- [To do]:
In the Feet of Clay album article, answer these:
1. How many tracks are on Feet of Clay?
2. What animal appears on the album cover?
3. What album did Earl Sweatshirt drop before being released from his Columbia Records contract?

Earl Sweatshirt Releases ‘Feet Of Clay’ Album

Is an album actually an album if it’s only 15 minutes long? Well, it depends on who you ask I guess. Old heads will say no, it doesn’t, but the youngins will most likely say yes, it does. So, like everything else in the world, there’s no real consensus on the topic. Not that Earl Sweatshirt cares about the opinions either way.

In his first release of the year, and his first album since leaving Columbia Records, Earl Sweatshirt drops off Feet of Clay. The seven-track, fifteen-minute album is filled with harsh sounding beats, witty lyrics, and soundbites throughout the album that’ll leave you pondering for a while. So, basically a typical Earl Sweatshirt album. Also in typical Earl Sweatshirt fashion, the album gets better the more you listen to it.

In even more Earl Sweatshirt fashion, the album cover, as well as the album as a whole, is a bit on the trippy side. The album cover features a goat, who may or may not be possessed, lying down in the middle of a forest that looks like it’s from a scene in Twilight. Upon seeing the album cover, I couldn’t help but ask myself: Is Earl Sweatshirt calling himself the GOAT?

Earl Sweatshirt doesn’t seem like a cocky person who just goes around calling himself the GOAT, however, he does have one of the greatest rap names of all time, in my opinion. He also got released from his contract with Columbia Records after he dropped an album named Some Rap Songs, which may or may not have been a collection of random rap songs he had lying around on his computer.

I, admittedly, didn’t rally like Some Rap Songs, so if it’s true that he got out of his record deal by giving his label a bunch of left overs, he may have to be considered in the realm of GOATs. Especially after his friend A$AP Rocky told the story of how their other friend, and Earl’s group-mate, Frank Ocean finessed Def Jam to get out of his record deal (and a cool $20,000,000).

Finessing the record label = GOAT status. That’s simple math.

- [Dataset excerpts]:

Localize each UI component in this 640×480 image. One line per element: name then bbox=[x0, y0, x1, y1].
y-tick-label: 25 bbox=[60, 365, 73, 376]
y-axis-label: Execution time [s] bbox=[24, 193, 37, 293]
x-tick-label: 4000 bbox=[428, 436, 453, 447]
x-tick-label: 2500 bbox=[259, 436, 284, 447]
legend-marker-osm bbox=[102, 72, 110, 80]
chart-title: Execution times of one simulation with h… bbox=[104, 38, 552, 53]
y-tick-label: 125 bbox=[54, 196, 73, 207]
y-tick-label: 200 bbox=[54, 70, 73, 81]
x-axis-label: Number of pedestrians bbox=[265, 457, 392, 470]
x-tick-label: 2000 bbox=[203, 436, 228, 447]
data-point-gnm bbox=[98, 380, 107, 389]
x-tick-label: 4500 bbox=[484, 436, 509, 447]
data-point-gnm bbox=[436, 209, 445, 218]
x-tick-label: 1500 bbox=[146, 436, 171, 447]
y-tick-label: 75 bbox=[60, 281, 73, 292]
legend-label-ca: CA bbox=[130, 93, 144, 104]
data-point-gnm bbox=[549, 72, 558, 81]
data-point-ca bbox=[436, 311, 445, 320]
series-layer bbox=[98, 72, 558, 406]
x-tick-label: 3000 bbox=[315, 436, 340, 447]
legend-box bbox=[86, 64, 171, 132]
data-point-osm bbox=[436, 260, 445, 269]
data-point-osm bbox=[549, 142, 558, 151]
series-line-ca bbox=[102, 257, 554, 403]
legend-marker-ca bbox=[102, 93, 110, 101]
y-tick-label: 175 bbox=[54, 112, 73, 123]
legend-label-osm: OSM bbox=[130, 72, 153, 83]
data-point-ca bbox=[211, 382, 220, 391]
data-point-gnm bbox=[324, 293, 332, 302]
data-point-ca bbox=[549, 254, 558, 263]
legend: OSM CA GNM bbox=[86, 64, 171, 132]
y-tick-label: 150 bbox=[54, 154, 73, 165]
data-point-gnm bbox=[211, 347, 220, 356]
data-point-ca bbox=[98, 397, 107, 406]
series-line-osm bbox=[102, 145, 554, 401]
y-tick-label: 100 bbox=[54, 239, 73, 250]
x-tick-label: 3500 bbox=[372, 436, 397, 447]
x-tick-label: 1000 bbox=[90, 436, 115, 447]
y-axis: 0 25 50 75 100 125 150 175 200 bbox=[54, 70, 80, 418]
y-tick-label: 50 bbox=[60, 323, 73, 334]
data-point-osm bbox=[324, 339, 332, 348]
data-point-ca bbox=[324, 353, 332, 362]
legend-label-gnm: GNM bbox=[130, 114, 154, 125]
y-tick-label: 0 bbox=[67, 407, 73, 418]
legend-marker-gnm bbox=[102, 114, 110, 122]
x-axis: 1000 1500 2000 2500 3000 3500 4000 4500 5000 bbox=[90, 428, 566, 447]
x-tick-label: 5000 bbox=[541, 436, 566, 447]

- [Your response]:
1. Seven
2. A goat
3. Some Rap Songs